>>>>>

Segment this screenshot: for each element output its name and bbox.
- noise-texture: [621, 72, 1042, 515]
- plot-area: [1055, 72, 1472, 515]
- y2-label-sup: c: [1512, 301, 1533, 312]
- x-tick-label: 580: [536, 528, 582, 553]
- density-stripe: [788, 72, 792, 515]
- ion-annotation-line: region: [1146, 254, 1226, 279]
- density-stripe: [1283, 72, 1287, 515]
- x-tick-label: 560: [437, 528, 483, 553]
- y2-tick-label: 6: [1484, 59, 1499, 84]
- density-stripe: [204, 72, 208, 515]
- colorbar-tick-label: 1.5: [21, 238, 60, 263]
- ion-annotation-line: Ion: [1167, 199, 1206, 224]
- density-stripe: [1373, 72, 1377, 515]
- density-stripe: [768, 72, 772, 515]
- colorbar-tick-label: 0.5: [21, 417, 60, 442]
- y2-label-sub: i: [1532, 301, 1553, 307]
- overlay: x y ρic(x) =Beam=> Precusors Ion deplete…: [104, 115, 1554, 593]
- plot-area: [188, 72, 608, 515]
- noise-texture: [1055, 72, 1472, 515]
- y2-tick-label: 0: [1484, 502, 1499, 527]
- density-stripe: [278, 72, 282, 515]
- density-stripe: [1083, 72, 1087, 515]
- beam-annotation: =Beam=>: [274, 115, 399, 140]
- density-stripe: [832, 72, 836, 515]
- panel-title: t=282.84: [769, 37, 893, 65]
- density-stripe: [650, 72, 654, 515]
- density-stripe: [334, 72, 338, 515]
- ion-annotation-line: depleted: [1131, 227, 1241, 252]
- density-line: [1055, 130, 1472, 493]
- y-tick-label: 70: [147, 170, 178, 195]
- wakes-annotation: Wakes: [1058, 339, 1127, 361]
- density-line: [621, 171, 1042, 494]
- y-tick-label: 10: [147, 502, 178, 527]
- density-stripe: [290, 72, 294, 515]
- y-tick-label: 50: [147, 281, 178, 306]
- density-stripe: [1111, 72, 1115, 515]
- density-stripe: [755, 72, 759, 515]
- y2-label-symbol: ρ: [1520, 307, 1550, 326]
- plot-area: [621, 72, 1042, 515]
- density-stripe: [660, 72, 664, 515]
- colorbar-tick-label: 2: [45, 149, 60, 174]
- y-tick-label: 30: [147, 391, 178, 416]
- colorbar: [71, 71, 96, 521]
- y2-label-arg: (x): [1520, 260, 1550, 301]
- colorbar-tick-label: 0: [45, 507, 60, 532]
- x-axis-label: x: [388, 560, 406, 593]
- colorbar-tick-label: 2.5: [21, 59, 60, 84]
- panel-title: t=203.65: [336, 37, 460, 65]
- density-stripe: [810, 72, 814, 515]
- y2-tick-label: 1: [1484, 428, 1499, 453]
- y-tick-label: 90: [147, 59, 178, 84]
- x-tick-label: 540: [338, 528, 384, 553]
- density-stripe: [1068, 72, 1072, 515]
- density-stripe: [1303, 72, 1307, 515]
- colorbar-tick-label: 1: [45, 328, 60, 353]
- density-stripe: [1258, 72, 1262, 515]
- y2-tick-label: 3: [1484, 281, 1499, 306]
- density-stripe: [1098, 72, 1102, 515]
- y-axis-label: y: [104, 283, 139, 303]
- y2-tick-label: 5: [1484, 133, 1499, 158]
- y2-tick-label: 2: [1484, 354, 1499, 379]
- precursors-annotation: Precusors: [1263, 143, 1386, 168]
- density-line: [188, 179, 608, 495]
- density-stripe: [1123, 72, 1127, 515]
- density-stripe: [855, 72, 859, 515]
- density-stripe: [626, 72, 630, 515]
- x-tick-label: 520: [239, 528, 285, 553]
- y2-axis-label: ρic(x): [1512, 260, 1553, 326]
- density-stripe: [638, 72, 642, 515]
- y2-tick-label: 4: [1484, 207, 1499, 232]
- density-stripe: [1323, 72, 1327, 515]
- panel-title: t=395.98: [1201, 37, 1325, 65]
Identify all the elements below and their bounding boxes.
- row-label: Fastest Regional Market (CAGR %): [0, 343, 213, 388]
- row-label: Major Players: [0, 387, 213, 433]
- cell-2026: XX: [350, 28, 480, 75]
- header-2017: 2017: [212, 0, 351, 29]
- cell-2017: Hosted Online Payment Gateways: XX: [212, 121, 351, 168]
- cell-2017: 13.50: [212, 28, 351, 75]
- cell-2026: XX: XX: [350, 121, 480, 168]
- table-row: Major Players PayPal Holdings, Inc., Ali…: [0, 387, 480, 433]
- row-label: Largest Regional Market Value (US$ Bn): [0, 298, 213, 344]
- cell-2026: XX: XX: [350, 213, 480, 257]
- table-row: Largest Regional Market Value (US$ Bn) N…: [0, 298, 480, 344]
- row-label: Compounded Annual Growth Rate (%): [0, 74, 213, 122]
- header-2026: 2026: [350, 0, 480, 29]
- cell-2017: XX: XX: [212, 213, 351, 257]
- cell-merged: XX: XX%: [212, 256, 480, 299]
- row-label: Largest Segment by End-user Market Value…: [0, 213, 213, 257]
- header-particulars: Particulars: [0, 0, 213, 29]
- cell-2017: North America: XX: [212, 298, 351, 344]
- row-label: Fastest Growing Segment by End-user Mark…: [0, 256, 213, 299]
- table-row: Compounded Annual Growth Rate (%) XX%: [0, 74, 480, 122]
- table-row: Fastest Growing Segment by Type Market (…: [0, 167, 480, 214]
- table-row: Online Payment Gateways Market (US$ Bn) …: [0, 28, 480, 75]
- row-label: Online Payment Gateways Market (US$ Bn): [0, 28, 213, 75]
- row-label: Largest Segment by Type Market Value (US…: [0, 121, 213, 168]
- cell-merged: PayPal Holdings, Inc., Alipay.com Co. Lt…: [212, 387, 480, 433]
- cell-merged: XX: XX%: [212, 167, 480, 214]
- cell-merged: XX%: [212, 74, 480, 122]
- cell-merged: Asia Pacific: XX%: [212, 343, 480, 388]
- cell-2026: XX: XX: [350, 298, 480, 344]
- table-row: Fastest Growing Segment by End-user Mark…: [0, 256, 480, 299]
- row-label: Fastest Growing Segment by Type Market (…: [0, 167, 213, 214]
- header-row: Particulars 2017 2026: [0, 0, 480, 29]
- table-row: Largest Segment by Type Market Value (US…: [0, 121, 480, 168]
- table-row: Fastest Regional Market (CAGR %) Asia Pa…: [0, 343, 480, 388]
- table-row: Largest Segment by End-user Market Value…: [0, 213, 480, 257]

<<<<<

■ **Exercise details**
Rewrite every line of the entries above as a numbered list, leaving out any blank lines.

■ **Solution to this problem**
1. Segment this screenshot: for each element output its name and bbox.
2. - noise-texture: [621, 72, 1042, 515]
3. - plot-area: [1055, 72, 1472, 515]
4. - y2-label-sup: c: [1512, 301, 1533, 312]
5. - x-tick-label: 580: [536, 528, 582, 553]
6. - density-stripe: [788, 72, 792, 515]
7. - ion-annotation-line: region: [1146, 254, 1226, 279]
8. - density-stripe: [1283, 72, 1287, 515]
9. - x-tick-label: 560: [437, 528, 483, 553]
10. - y2-tick-label: 6: [1484, 59, 1499, 84]
11. - density-stripe: [204, 72, 208, 515]
12. - colorbar-tick-label: 1.5: [21, 238, 60, 263]
13. - ion-annotation-line: Ion: [1167, 199, 1206, 224]
14. - density-stripe: [1373, 72, 1377, 515]
15. - density-stripe: [768, 72, 772, 515]
16. - colorbar-tick-label: 0.5: [21, 417, 60, 442]
17. - y2-label-sub: i: [1532, 301, 1553, 307]
18. - overlay: x y ρic(x) =Beam=> Precusors Ion deplete…: [104, 115, 1554, 593]
19. - plot-area: [188, 72, 608, 515]
20. - noise-texture: [1055, 72, 1472, 515]
21. - y2-tick-label: 0: [1484, 502, 1499, 527]
22. - density-stripe: [278, 72, 282, 515]
23. - density-stripe: [1083, 72, 1087, 515]
24. - beam-annotation: =Beam=>: [274, 115, 399, 140]
25. - density-stripe: [832, 72, 836, 515]
26. - panel-title: t=282.84: [769, 37, 893, 65]
27. - density-stripe: [650, 72, 654, 515]
28. - density-stripe: [334, 72, 338, 515]
29. - ion-annotation-line: depleted: [1131, 227, 1241, 252]
30. - density-line: [1055, 130, 1472, 493]
31. - y-tick-label: 70: [147, 170, 178, 195]
32. - wakes-annotation: Wakes: [1058, 339, 1127, 361]
33. - density-line: [621, 171, 1042, 494]
34. - y-tick-label: 10: [147, 502, 178, 527]
35. - density-stripe: [290, 72, 294, 515]
36. - y-tick-label: 50: [147, 281, 178, 306]
37. - density-stripe: [1111, 72, 1115, 515]
38. - density-stripe: [755, 72, 759, 515]
39. - y2-label-symbol: ρ: [1520, 307, 1550, 326]
40. - plot-area: [621, 72, 1042, 515]
41. - density-stripe: [660, 72, 664, 515]
42. - colorbar-tick-label: 2: [45, 149, 60, 174]
43. - y-tick-label: 30: [147, 391, 178, 416]
44. - colorbar: [71, 71, 96, 521]
45. - y2-label-arg: (x): [1520, 260, 1550, 301]
46. - colorbar-tick-label: 0: [45, 507, 60, 532]
47. - x-axis-label: x: [388, 560, 406, 593]
48. - colorbar-tick-label: 2.5: [21, 59, 60, 84]
49. - panel-title: t=203.65: [336, 37, 460, 65]
50. - density-stripe: [810, 72, 814, 515]
51. - y2-tick-label: 1: [1484, 428, 1499, 453]
52. - y-tick-label: 90: [147, 59, 178, 84]
53. - x-tick-label: 540: [338, 528, 384, 553]
54. - density-stripe: [1068, 72, 1072, 515]
55. - density-stripe: [1303, 72, 1307, 515]
56. - colorbar-tick-label: 1: [45, 328, 60, 353]
57. - density-stripe: [1258, 72, 1262, 515]
58. - y2-tick-label: 3: [1484, 281, 1499, 306]
59. - density-stripe: [1098, 72, 1102, 515]
60. - y-axis-label: y: [104, 283, 139, 303]
61. - y2-tick-label: 5: [1484, 133, 1499, 158]
62. - y2-tick-label: 2: [1484, 354, 1499, 379]
63. - precursors-annotation: Precusors: [1263, 143, 1386, 168]
64. - density-line: [188, 179, 608, 495]
65. - density-stripe: [1123, 72, 1127, 515]
66. - density-stripe: [855, 72, 859, 515]
67. - density-stripe: [626, 72, 630, 515]
68. - x-tick-label: 520: [239, 528, 285, 553]
69. - y2-axis-label: ρic(x): [1512, 260, 1553, 326]
70. - density-stripe: [638, 72, 642, 515]
71. - y2-tick-label: 4: [1484, 207, 1499, 232]
72. - density-stripe: [1323, 72, 1327, 515]
73. - panel-title: t=395.98: [1201, 37, 1325, 65]
74. Identify all the elements below and their bounding boxes.
75. - row-label: Fastest Regional Market (CAGR %): [0, 343, 213, 388]
76. - row-label: Major Players: [0, 387, 213, 433]
77. - cell-2026: XX: [350, 28, 480, 75]
78. - header-2017: 2017: [212, 0, 351, 29]
79. - cell-2017: Hosted Online Payment Gateways: XX: [212, 121, 351, 168]
80. - cell-2017: 13.50: [212, 28, 351, 75]
81. - cell-2026: XX: XX: [350, 121, 480, 168]
82. - table-row: Major Players PayPal Holdings, Inc., Ali…: [0, 387, 480, 433]
83. - row-label: Largest Regional Market Value (US$ Bn): [0, 298, 213, 344]
84. - cell-2026: XX: XX: [350, 213, 480, 257]
85. - table-row: Largest Regional Market Value (US$ Bn) N…: [0, 298, 480, 344]
86. - row-label: Compounded Annual Growth Rate (%): [0, 74, 213, 122]
87. - header-2026: 2026: [350, 0, 480, 29]
88. - cell-2017: XX: XX: [212, 213, 351, 257]
89. - cell-merged: XX: XX%: [212, 256, 480, 299]
90. - row-label: Largest Segment by End-user Market Value…: [0, 213, 213, 257]
91. - header-particulars: Particulars: [0, 0, 213, 29]
92. - cell-2017: North America: XX: [212, 298, 351, 344]
93. - row-label: Fastest Growing Segment by End-user Mark…: [0, 256, 213, 299]
94. - table-row: Compounded Annual Growth Rate (%) XX%: [0, 74, 480, 122]
95. - table-row: Fastest Growing Segment by Type Market (…: [0, 167, 480, 214]
96. - table-row: Online Payment Gateways Market (US$ Bn) …: [0, 28, 480, 75]
97. - row-label: Online Payment Gateways Market (US$ Bn): [0, 28, 213, 75]
98. - row-label: Largest Segment by Type Market Value (US…: [0, 121, 213, 168]
99. - cell-merged: PayPal Holdings, Inc., Alipay.com Co. Lt…: [212, 387, 480, 433]
100. - cell-merged: XX: XX%: [212, 167, 480, 214]
101. - cell-merged: XX%: [212, 74, 480, 122]
102. - cell-merged: Asia Pacific: XX%: [212, 343, 480, 388]
103. - cell-2026: XX: XX: [350, 298, 480, 344]
104. - table-row: Fastest Growing Segment by End-user Mark…: [0, 256, 480, 299]
105. - row-label: Fastest Growing Segment by Type Market (…: [0, 167, 213, 214]
106. - header-row: Particulars 2017 2026: [0, 0, 480, 29]
107. - table-row: Largest Segment by Type Market Value (US…: [0, 121, 480, 168]
108. - table-row: Fastest Regional Market (CAGR %) Asia Pa…: [0, 343, 480, 388]
109. - table-row: Largest Segment by End-user Market Value…: [0, 213, 480, 257]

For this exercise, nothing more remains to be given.